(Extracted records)
╭──

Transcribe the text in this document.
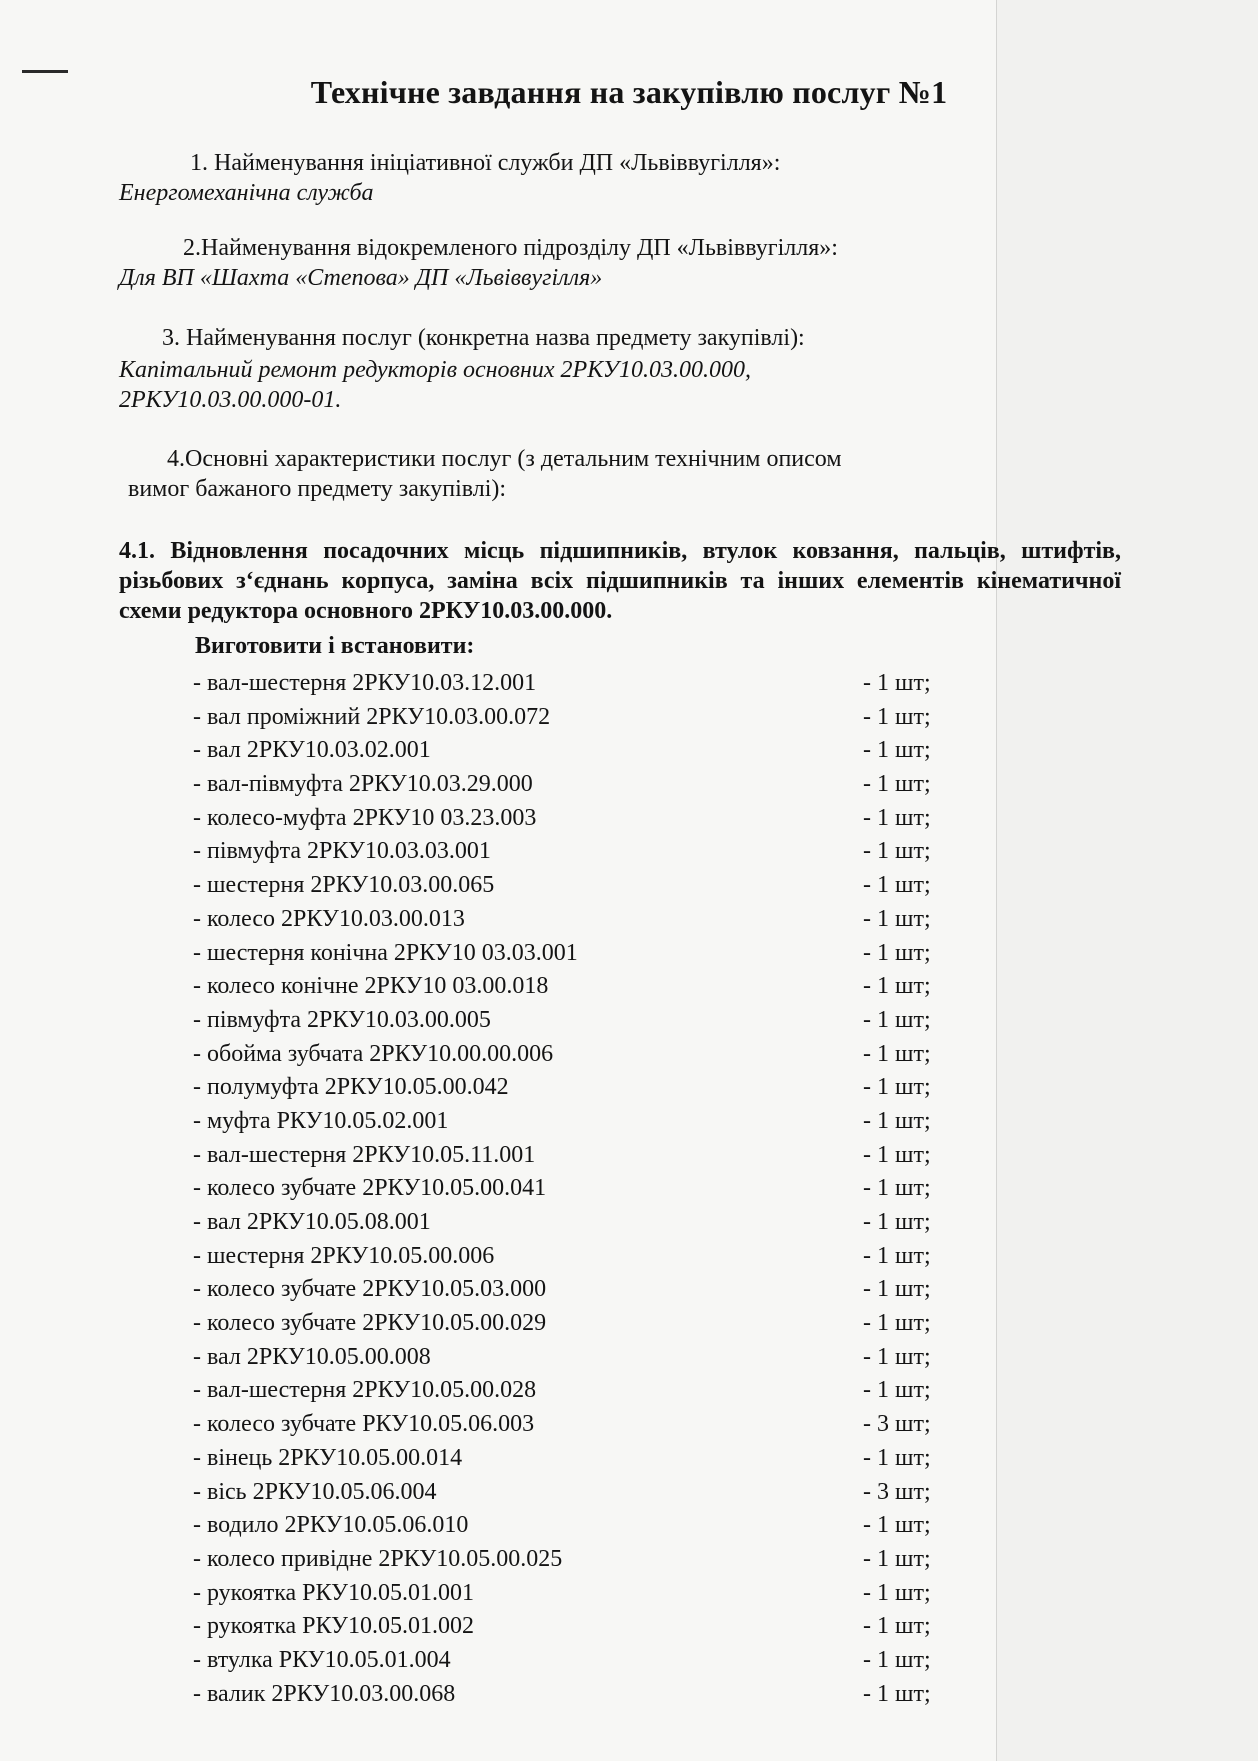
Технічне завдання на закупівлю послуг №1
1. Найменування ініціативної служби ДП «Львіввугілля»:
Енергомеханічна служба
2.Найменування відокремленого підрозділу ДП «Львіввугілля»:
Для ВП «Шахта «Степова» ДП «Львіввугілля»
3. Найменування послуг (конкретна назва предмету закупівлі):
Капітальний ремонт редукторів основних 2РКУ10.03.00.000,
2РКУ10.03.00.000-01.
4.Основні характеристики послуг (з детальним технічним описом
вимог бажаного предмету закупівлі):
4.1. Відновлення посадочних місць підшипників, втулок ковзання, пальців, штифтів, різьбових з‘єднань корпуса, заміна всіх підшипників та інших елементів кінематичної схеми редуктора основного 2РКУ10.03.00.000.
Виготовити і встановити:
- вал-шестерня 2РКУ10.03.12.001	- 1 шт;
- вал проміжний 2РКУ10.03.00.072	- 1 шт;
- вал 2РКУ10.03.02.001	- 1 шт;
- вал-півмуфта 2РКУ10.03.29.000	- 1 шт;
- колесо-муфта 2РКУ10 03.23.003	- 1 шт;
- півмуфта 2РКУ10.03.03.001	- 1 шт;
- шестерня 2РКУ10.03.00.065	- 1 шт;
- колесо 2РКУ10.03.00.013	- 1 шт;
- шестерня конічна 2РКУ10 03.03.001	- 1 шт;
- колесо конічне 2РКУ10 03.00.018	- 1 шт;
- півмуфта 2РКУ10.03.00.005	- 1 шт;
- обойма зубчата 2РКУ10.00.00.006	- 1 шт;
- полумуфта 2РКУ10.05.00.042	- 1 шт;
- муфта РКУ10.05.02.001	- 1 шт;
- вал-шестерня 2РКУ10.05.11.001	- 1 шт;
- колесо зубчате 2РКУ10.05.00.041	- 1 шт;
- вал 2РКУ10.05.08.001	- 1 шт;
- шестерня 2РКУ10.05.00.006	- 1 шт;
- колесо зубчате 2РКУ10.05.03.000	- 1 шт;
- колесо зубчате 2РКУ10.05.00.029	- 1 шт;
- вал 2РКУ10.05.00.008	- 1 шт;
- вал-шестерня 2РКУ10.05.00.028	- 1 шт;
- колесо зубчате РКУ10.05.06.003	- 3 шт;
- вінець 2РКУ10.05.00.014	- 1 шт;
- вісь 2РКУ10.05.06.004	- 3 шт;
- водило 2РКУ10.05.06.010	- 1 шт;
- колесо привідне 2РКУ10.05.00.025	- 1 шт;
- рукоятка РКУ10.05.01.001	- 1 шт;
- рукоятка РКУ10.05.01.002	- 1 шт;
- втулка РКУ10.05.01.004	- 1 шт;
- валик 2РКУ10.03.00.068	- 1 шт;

╰──

# What to do
Send back the data above word for word, with the pictures left out.

# Answer for the task
Transcribe the text in this document.
Технічне завдання на закупівлю послуг №1
1. Найменування ініціативної служби ДП «Львіввугілля»:
Енергомеханічна служба
2.Найменування відокремленого підрозділу ДП «Львіввугілля»:
Для ВП «Шахта «Степова» ДП «Львіввугілля»
3. Найменування послуг (конкретна назва предмету закупівлі):
Капітальний ремонт редукторів основних 2РКУ10.03.00.000,
2РКУ10.03.00.000-01.
4.Основні характеристики послуг (з детальним технічним описом
вимог бажаного предмету закупівлі):
4.1. Відновлення посадочних місць підшипників, втулок ковзання, пальців, штифтів, різьбових з‘єднань корпуса, заміна всіх підшипників та інших елементів кінематичної схеми редуктора основного 2РКУ10.03.00.000.
Виготовити і встановити:
- вал-шестерня 2РКУ10.03.12.001	- 1 шт;
- вал проміжний 2РКУ10.03.00.072	- 1 шт;
- вал 2РКУ10.03.02.001	- 1 шт;
- вал-півмуфта 2РКУ10.03.29.000	- 1 шт;
- колесо-муфта 2РКУ10 03.23.003	- 1 шт;
- півмуфта 2РКУ10.03.03.001	- 1 шт;
- шестерня 2РКУ10.03.00.065	- 1 шт;
- колесо 2РКУ10.03.00.013	- 1 шт;
- шестерня конічна 2РКУ10 03.03.001	- 1 шт;
- колесо конічне 2РКУ10 03.00.018	- 1 шт;
- півмуфта 2РКУ10.03.00.005	- 1 шт;
- обойма зубчата 2РКУ10.00.00.006	- 1 шт;
- полумуфта 2РКУ10.05.00.042	- 1 шт;
- муфта РКУ10.05.02.001	- 1 шт;
- вал-шестерня 2РКУ10.05.11.001	- 1 шт;
- колесо зубчате 2РКУ10.05.00.041	- 1 шт;
- вал 2РКУ10.05.08.001	- 1 шт;
- шестерня 2РКУ10.05.00.006	- 1 шт;
- колесо зубчате 2РКУ10.05.03.000	- 1 шт;
- колесо зубчате 2РКУ10.05.00.029	- 1 шт;
- вал 2РКУ10.05.00.008	- 1 шт;
- вал-шестерня 2РКУ10.05.00.028	- 1 шт;
- колесо зубчате РКУ10.05.06.003	- 3 шт;
- вінець 2РКУ10.05.00.014	- 1 шт;
- вісь 2РКУ10.05.06.004	- 3 шт;
- водило 2РКУ10.05.06.010	- 1 шт;
- колесо привідне 2РКУ10.05.00.025	- 1 шт;
- рукоятка РКУ10.05.01.001	- 1 шт;
- рукоятка РКУ10.05.01.002	- 1 шт;
- втулка РКУ10.05.01.004	- 1 шт;
- валик 2РКУ10.03.00.068	- 1 шт;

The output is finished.